[CHALLENGE]: From the entries below, list each line with "true".

(Figure content listings)
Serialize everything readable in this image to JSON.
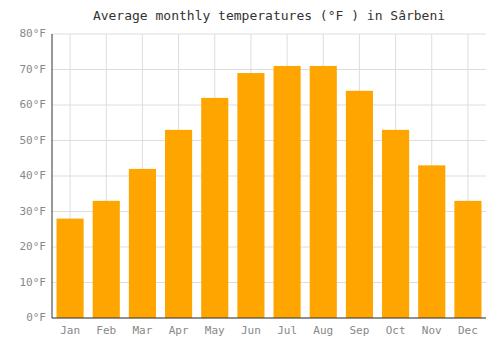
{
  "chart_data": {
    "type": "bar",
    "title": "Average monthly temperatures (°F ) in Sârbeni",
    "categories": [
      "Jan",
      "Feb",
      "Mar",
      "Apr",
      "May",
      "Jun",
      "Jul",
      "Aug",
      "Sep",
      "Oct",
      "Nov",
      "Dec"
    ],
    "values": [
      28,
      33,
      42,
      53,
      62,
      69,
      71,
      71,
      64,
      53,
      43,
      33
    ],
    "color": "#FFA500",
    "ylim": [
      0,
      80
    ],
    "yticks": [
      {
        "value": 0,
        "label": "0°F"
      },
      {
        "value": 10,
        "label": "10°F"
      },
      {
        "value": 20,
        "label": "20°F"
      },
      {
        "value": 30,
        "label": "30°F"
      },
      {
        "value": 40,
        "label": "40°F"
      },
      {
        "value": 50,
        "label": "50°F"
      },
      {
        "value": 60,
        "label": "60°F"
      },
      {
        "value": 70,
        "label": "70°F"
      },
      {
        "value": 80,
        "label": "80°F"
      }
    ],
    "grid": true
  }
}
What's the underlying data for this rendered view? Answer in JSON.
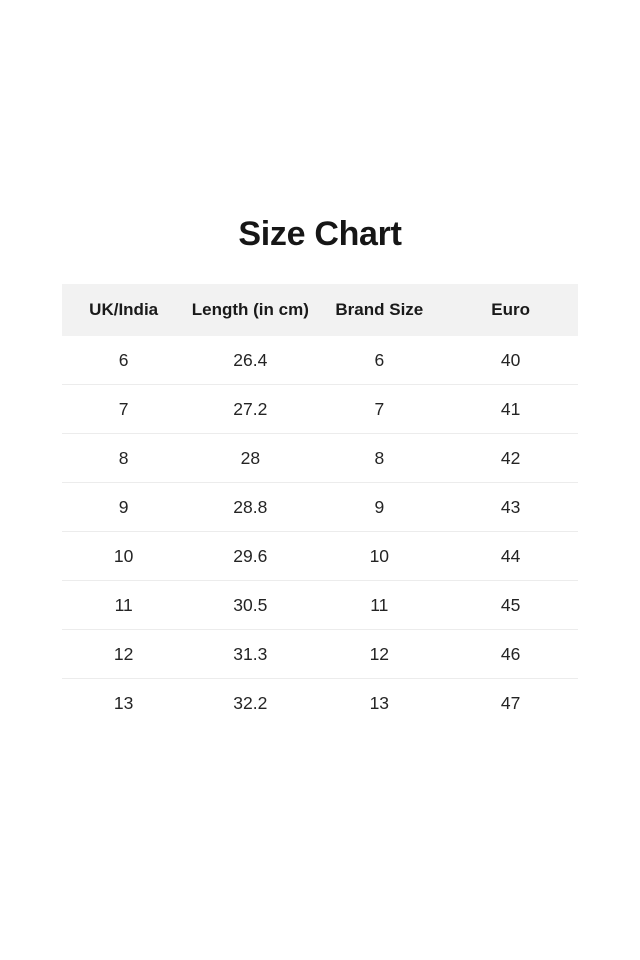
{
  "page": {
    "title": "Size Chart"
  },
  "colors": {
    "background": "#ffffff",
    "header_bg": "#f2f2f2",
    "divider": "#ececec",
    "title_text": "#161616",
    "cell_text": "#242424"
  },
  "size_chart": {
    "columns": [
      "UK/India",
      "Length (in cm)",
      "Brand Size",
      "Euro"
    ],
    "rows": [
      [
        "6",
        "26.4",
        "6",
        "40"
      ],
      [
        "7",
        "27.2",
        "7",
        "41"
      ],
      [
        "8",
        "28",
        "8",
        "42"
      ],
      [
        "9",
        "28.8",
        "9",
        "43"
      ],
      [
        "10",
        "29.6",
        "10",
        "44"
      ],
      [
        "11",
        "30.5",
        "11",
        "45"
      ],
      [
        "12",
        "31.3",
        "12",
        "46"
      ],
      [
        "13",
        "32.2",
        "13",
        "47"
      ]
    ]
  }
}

...

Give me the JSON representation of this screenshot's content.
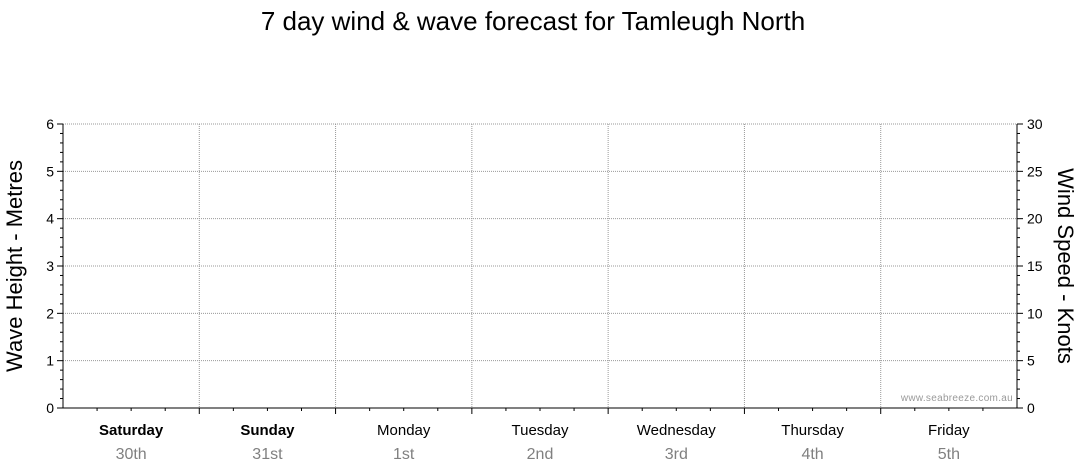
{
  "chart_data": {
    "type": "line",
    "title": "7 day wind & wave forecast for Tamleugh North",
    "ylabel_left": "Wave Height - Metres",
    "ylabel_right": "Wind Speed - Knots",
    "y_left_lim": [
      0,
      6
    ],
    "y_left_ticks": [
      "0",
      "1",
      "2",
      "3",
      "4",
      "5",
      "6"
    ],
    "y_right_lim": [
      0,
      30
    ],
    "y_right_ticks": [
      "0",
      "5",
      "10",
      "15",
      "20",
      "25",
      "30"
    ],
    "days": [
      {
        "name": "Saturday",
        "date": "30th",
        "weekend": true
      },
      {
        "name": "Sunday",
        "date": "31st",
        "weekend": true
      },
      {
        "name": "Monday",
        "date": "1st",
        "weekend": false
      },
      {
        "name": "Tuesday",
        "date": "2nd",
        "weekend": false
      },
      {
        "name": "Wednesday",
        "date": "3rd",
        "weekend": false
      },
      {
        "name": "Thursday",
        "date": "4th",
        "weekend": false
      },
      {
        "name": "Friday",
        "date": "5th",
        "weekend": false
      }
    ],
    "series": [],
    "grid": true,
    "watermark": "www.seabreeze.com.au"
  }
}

[WORKED SOLUTION]:
    "grid": true
        "weekend": true
        "weekend": true
    "grid": true,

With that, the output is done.